→ **Passage shown**:
● ● ● ●
Counterweight
Why I’m Still a Rat in a Fire Horse Year
Timing
Today is my birthday — January 4. And in Japan, the year has already turned. That matters because when I was born, the calendar had turned as well. January 1 arrived, the gate opened, and the Rat walked in. That timing isn’t incidental. When Japan adopted the Gregorian calendar in 1873, during the Meiji era, the zodiac moved with it. The animal year flips on January 1 — clean, administrative, decisive. No lunar lag. No astrological purgatory.
So when another zodiac later tried to tell me I was actually something else — Pig, Boar, depending on the math — it never really stuck. Astrology isn’t a debate club. It’s orientation. It’s the framework you grow up inside, the shorthand that shapes how you move through the world. I didn’t adopt the Rat later because it flatters me. I’ve lived as one.
And that matters, because the Rat isn’t just a personality trope. In East Asian astrology, the Rat is a Water animal by nature, while the Horse is Fire. They sit opposite each other for a reason. One cools, watches, adapts. The other generates momentum — powerful, fast, and, when unconstrained, capable of overrunning its own footing.
Balance
This year is a Fire Horse year. Not panicked. Not reckless. Just running hot, fast, and wide. The gate isn’t opening — it’s already open — and the energy doesn’t wait for instruction. Rats don’t love that environment, not because it’s frightening, but because it’s inefficient. Too much heat, not enough containment.
I’m a Capricorn — Earth, firmly — which means structure is my default response to instability. But the pattern that emerged this year wasn’t abstract. My husband is a Pisces. My mother is a Pisces. Both suffered major health setbacks. Both are now, quietly and steadily, on the mend. Water absorbed the shock. Water did the healing.
● ● ● ●
→ **Supplied records**:
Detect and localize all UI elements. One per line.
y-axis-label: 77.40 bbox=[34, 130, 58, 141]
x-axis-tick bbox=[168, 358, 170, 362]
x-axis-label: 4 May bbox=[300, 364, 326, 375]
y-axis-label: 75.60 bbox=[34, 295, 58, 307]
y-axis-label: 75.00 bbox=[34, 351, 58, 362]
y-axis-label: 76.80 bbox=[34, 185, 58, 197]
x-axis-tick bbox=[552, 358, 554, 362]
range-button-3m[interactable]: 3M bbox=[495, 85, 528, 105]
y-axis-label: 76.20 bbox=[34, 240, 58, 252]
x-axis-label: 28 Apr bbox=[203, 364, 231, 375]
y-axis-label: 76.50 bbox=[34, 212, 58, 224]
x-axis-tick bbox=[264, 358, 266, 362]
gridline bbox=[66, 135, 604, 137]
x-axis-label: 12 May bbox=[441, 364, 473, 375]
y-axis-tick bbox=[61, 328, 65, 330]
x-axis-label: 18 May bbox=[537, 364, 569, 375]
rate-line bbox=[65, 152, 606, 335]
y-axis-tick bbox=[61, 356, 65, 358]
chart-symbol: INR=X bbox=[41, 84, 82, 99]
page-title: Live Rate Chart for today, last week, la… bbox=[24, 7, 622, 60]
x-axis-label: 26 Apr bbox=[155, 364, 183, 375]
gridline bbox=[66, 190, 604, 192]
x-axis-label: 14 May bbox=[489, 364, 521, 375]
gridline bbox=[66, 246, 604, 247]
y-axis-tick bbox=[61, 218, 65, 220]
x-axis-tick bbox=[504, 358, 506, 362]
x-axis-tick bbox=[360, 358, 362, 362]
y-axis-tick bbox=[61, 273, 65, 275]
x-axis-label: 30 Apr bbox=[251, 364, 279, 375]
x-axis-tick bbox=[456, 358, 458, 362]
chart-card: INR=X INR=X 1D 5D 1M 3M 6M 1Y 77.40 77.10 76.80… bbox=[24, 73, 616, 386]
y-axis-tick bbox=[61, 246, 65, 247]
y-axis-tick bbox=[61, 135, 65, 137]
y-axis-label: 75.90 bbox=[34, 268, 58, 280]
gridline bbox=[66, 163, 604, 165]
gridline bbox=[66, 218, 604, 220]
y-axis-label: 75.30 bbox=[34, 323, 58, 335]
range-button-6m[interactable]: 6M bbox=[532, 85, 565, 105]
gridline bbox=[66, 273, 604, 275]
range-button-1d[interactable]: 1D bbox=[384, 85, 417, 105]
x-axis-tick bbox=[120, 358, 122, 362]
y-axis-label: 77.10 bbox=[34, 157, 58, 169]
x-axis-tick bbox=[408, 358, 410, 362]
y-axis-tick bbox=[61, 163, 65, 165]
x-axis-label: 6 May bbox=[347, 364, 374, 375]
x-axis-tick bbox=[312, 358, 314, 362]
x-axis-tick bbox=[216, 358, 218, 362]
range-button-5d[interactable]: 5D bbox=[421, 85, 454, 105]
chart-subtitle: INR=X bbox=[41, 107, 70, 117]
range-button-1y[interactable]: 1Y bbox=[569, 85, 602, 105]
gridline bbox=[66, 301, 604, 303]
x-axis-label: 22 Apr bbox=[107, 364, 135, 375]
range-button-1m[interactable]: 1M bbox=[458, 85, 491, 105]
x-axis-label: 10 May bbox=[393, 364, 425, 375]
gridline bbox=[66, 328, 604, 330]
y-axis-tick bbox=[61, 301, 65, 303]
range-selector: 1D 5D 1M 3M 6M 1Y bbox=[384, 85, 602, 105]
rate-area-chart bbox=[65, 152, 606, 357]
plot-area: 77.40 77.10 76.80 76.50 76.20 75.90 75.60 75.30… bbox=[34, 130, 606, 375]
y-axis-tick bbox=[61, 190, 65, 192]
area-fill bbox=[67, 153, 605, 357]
● ● ● ●
→ **Prompt 1**: Find each line in the records that contains the string "gridline" and copy those lines out in full.
→ **Prompt 2**: Pick up the essay on being a Rat in a Fire Horse year after its final sentence and keep writing.
The essay and the records have separate, unrelated origins.

→ **Output 1**:
gridline bbox=[66, 135, 604, 137]
gridline bbox=[66, 190, 604, 192]
gridline bbox=[66, 246, 604, 247]
gridline bbox=[66, 163, 604, 165]
gridline bbox=[66, 218, 604, 220]
gridline bbox=[66, 273, 604, 275]
gridline bbox=[66, 301, 604, 303]
gridline bbox=[66, 328, 604, 330]

→ **Output 2**:
Last year, I found myself wearing amulets and charms more intentionally. Not performative, but functional. Garnet for January. Two hearts for my kids. A dragon and a small star for my grandson. Another will come when the second arrives. These aren’t talismans of fear; they’re markers of care.
For my birthday — after a year that was a shit show not for me personally, but for nearly everyone close around me — I chose a large Pisces amulet. The fish felt unmistakably Japanese, which mattered. I paired it with a tiny compass heart. Water plus orientation. Cooling, without drifting.
That’s when the pattern clicked. I’m not trying to outrun the Fire Horse. I’m counterweighting it. Adding water where things run hot and structure where things wobble. I’m carrying scaffolding with me because the larger systems — personal, professional, global — are less reliable than they used to be. That isn’t superstition, Bitches. It’s design, especially in corporate hell, where speed is often mistaken for clarity and momentum is confused with leadership.
The Horse doesn’t panic in this story, and the Rat doesn’t resist it. One moves with force, the other with preparation. And when fire dominates the landscape, water doesn’t argue with it — it cools, redirects, and makes forward motion possible without burning everything down.

Happy belated birthda!
Happy Birthday Jane!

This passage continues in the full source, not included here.